*WHAT TO PRODUCE*
Show all lines from the data that include the word "index".

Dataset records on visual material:
— BEGIN —

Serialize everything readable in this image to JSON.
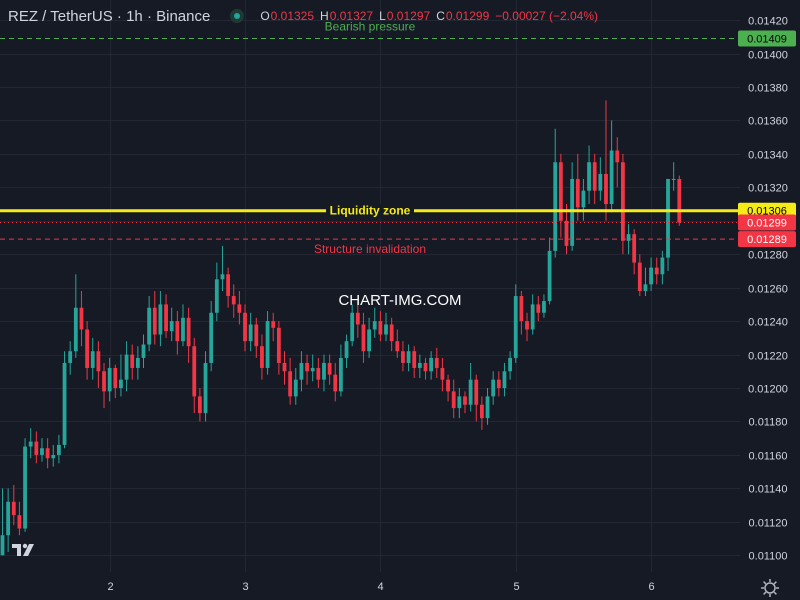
{
  "header": {
    "symbol": "REZ / TetherUS · 1h · Binance",
    "ohlc": [
      {
        "key": "O",
        "value": "0.01325"
      },
      {
        "key": "H",
        "value": "0.01327"
      },
      {
        "key": "L",
        "value": "0.01297"
      },
      {
        "key": "C",
        "value": "0.01299"
      }
    ],
    "change": "−0.00027 (−2.04%)"
  },
  "watermark": "CHART-IMG.COM",
  "colors": {
    "background": "#161a25",
    "grid": "#232733",
    "text": "#d1d4dc",
    "up": "#26a69a",
    "down": "#f23645",
    "yellow": "#f5eb16",
    "green": "#4caf50",
    "red": "#f23645"
  },
  "chart_data": {
    "type": "candlestick",
    "timeframe": "1h",
    "y_axis": {
      "range": [
        0.0109,
        0.01432
      ],
      "ticks": [
        "0.01100",
        "0.01120",
        "0.01140",
        "0.01160",
        "0.01180",
        "0.01200",
        "0.01220",
        "0.01240",
        "0.01260",
        "0.01280",
        "0.01300",
        "0.01320",
        "0.01340",
        "0.01360",
        "0.01380",
        "0.01400",
        "0.01420"
      ]
    },
    "x_axis": {
      "ticks": [
        {
          "label": "2",
          "index": 19
        },
        {
          "label": "3",
          "index": 43
        },
        {
          "label": "4",
          "index": 67
        },
        {
          "label": "5",
          "index": 91
        },
        {
          "label": "6",
          "index": 115
        }
      ]
    },
    "grid": true,
    "horizontal_lines": [
      {
        "label": "Bearish pressure",
        "value": 0.01409,
        "price_label": "0.01409",
        "style": "dashed",
        "color": "#4caf50"
      },
      {
        "label": "Liquidity zone",
        "value": 0.01306,
        "price_label": "0.01306",
        "style": "solid",
        "color": "#f5eb16"
      },
      {
        "label": "Structure invalidation",
        "value": 0.01289,
        "price_label": "0.01289",
        "style": "dashed",
        "color": "#f23645"
      }
    ],
    "last_price": {
      "value": 0.01299,
      "label": "0.01299"
    },
    "candles": [
      [
        0.011,
        0.01112,
        0.011,
        0.0114
      ],
      [
        0.01112,
        0.01132,
        0.01102,
        0.0114
      ],
      [
        0.01132,
        0.01124,
        0.01118,
        0.01142
      ],
      [
        0.01124,
        0.01116,
        0.01112,
        0.01132
      ],
      [
        0.01116,
        0.01165,
        0.01114,
        0.0117
      ],
      [
        0.01165,
        0.01168,
        0.01158,
        0.01176
      ],
      [
        0.01168,
        0.0116,
        0.01155,
        0.01174
      ],
      [
        0.0116,
        0.01164,
        0.01156,
        0.0117
      ],
      [
        0.01164,
        0.01158,
        0.01152,
        0.0117
      ],
      [
        0.01158,
        0.0116,
        0.01153,
        0.01166
      ],
      [
        0.0116,
        0.01166,
        0.01155,
        0.01172
      ],
      [
        0.01166,
        0.01215,
        0.01164,
        0.01222
      ],
      [
        0.01215,
        0.01222,
        0.01208,
        0.01228
      ],
      [
        0.01222,
        0.01248,
        0.01218,
        0.01268
      ],
      [
        0.01248,
        0.01235,
        0.01225,
        0.01258
      ],
      [
        0.01235,
        0.01212,
        0.01205,
        0.0124
      ],
      [
        0.01212,
        0.01222,
        0.01205,
        0.0123
      ],
      [
        0.01222,
        0.0121,
        0.012,
        0.01228
      ],
      [
        0.0121,
        0.01198,
        0.01188,
        0.01215
      ],
      [
        0.01198,
        0.01212,
        0.01192,
        0.01218
      ],
      [
        0.01212,
        0.012,
        0.01194,
        0.01214
      ],
      [
        0.012,
        0.01205,
        0.01195,
        0.0122
      ],
      [
        0.01205,
        0.0122,
        0.01198,
        0.01228
      ],
      [
        0.0122,
        0.01212,
        0.01205,
        0.01226
      ],
      [
        0.01212,
        0.01218,
        0.01205,
        0.01225
      ],
      [
        0.01218,
        0.01226,
        0.01212,
        0.01232
      ],
      [
        0.01226,
        0.01248,
        0.01222,
        0.01255
      ],
      [
        0.01248,
        0.01232,
        0.01226,
        0.01258
      ],
      [
        0.01232,
        0.0125,
        0.01225,
        0.01258
      ],
      [
        0.0125,
        0.01234,
        0.0123,
        0.01256
      ],
      [
        0.01234,
        0.0124,
        0.01228,
        0.01248
      ],
      [
        0.0124,
        0.01228,
        0.0122,
        0.01246
      ],
      [
        0.01228,
        0.01242,
        0.01225,
        0.0125
      ],
      [
        0.01242,
        0.01225,
        0.01215,
        0.01248
      ],
      [
        0.01225,
        0.01195,
        0.01185,
        0.0123
      ],
      [
        0.01195,
        0.01185,
        0.0118,
        0.012
      ],
      [
        0.01185,
        0.01215,
        0.0118,
        0.01222
      ],
      [
        0.01215,
        0.01245,
        0.0121,
        0.01252
      ],
      [
        0.01245,
        0.01265,
        0.0124,
        0.01275
      ],
      [
        0.01265,
        0.01268,
        0.01258,
        0.01285
      ],
      [
        0.01268,
        0.01255,
        0.01248,
        0.01272
      ],
      [
        0.01255,
        0.0125,
        0.01242,
        0.01262
      ],
      [
        0.0125,
        0.01245,
        0.01238,
        0.01258
      ],
      [
        0.01245,
        0.01228,
        0.01222,
        0.0125
      ],
      [
        0.01228,
        0.01238,
        0.01222,
        0.01245
      ],
      [
        0.01238,
        0.01225,
        0.01218,
        0.01242
      ],
      [
        0.01225,
        0.01212,
        0.01205,
        0.01232
      ],
      [
        0.01212,
        0.0124,
        0.01208,
        0.01246
      ],
      [
        0.0124,
        0.01236,
        0.01228,
        0.01245
      ],
      [
        0.01236,
        0.01215,
        0.01208,
        0.0124
      ],
      [
        0.01215,
        0.0121,
        0.01202,
        0.01222
      ],
      [
        0.0121,
        0.01195,
        0.0119,
        0.01218
      ],
      [
        0.01195,
        0.01205,
        0.0119,
        0.01212
      ],
      [
        0.01205,
        0.01215,
        0.01198,
        0.01222
      ],
      [
        0.01215,
        0.0121,
        0.01202,
        0.0122
      ],
      [
        0.0121,
        0.01212,
        0.01204,
        0.0122
      ],
      [
        0.01212,
        0.01205,
        0.012,
        0.01218
      ],
      [
        0.01205,
        0.01215,
        0.01198,
        0.0122
      ],
      [
        0.01215,
        0.01208,
        0.01202,
        0.0122
      ],
      [
        0.01208,
        0.01198,
        0.01192,
        0.01215
      ],
      [
        0.01198,
        0.01218,
        0.01195,
        0.01226
      ],
      [
        0.01218,
        0.01228,
        0.01212,
        0.01232
      ],
      [
        0.01228,
        0.01245,
        0.01225,
        0.0125
      ],
      [
        0.01245,
        0.01238,
        0.0123,
        0.01252
      ],
      [
        0.01238,
        0.01222,
        0.01215,
        0.01245
      ],
      [
        0.01222,
        0.01235,
        0.01218,
        0.01242
      ],
      [
        0.01235,
        0.0124,
        0.0123,
        0.01248
      ],
      [
        0.0124,
        0.01232,
        0.01228,
        0.01246
      ],
      [
        0.01232,
        0.01238,
        0.01228,
        0.01245
      ],
      [
        0.01238,
        0.01228,
        0.01222,
        0.01242
      ],
      [
        0.01228,
        0.01222,
        0.01218,
        0.01235
      ],
      [
        0.01222,
        0.01215,
        0.0121,
        0.01228
      ],
      [
        0.01215,
        0.01222,
        0.0121,
        0.01226
      ],
      [
        0.01222,
        0.01212,
        0.01206,
        0.01225
      ],
      [
        0.01212,
        0.01215,
        0.01206,
        0.0122
      ],
      [
        0.01215,
        0.0121,
        0.01205,
        0.01218
      ],
      [
        0.0121,
        0.01218,
        0.01205,
        0.01222
      ],
      [
        0.01218,
        0.01212,
        0.01206,
        0.01224
      ],
      [
        0.01212,
        0.01205,
        0.01198,
        0.01218
      ],
      [
        0.01205,
        0.01198,
        0.01192,
        0.01208
      ],
      [
        0.01198,
        0.01188,
        0.01182,
        0.01205
      ],
      [
        0.01188,
        0.01195,
        0.01182,
        0.012
      ],
      [
        0.01195,
        0.0119,
        0.01185,
        0.01198
      ],
      [
        0.0119,
        0.01205,
        0.01186,
        0.01215
      ],
      [
        0.01205,
        0.0119,
        0.0118,
        0.01208
      ],
      [
        0.0119,
        0.01182,
        0.01175,
        0.01195
      ],
      [
        0.01182,
        0.01195,
        0.01178,
        0.012
      ],
      [
        0.01195,
        0.01205,
        0.0119,
        0.0121
      ],
      [
        0.01205,
        0.012,
        0.01195,
        0.0121
      ],
      [
        0.012,
        0.0121,
        0.01195,
        0.01215
      ],
      [
        0.0121,
        0.01218,
        0.01205,
        0.01222
      ],
      [
        0.01218,
        0.01255,
        0.01215,
        0.01262
      ],
      [
        0.01255,
        0.0124,
        0.01232,
        0.01258
      ],
      [
        0.0124,
        0.01235,
        0.01228,
        0.01245
      ],
      [
        0.01235,
        0.0125,
        0.01232,
        0.01256
      ],
      [
        0.0125,
        0.01245,
        0.0124,
        0.01255
      ],
      [
        0.01245,
        0.01252,
        0.01242,
        0.01256
      ],
      [
        0.01252,
        0.01282,
        0.0125,
        0.0129
      ],
      [
        0.01282,
        0.01335,
        0.01278,
        0.01355
      ],
      [
        0.01335,
        0.013,
        0.0129,
        0.0134
      ],
      [
        0.013,
        0.01285,
        0.0128,
        0.0131
      ],
      [
        0.01285,
        0.01325,
        0.01282,
        0.01335
      ],
      [
        0.01325,
        0.01308,
        0.013,
        0.0134
      ],
      [
        0.01308,
        0.01318,
        0.013,
        0.01325
      ],
      [
        0.01318,
        0.01335,
        0.0131,
        0.01345
      ],
      [
        0.01335,
        0.01318,
        0.0131,
        0.0134
      ],
      [
        0.01318,
        0.01328,
        0.01312,
        0.01338
      ],
      [
        0.01328,
        0.0131,
        0.013,
        0.01372
      ],
      [
        0.0131,
        0.01342,
        0.01305,
        0.0136
      ],
      [
        0.01342,
        0.01335,
        0.0132,
        0.0135
      ],
      [
        0.01335,
        0.01288,
        0.0128,
        0.0134
      ],
      [
        0.01288,
        0.01292,
        0.0128,
        0.01298
      ],
      [
        0.01292,
        0.01275,
        0.01268,
        0.01295
      ],
      [
        0.01275,
        0.01258,
        0.01255,
        0.0128
      ],
      [
        0.01258,
        0.01262,
        0.01255,
        0.01272
      ],
      [
        0.01262,
        0.01272,
        0.01258,
        0.01278
      ],
      [
        0.01272,
        0.01268,
        0.01262,
        0.01278
      ],
      [
        0.01268,
        0.01278,
        0.01262,
        0.01282
      ],
      [
        0.01278,
        0.01325,
        0.0127,
        0.01325
      ],
      [
        0.01325,
        0.01325,
        0.01318,
        0.01335
      ],
      [
        0.01325,
        0.01299,
        0.01297,
        0.01327
      ]
    ]
  }
}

— END —

*TASK RESPONSE*
          "index": 19
          "index": 43
          "index": 67
          "index": 91
          "index": 115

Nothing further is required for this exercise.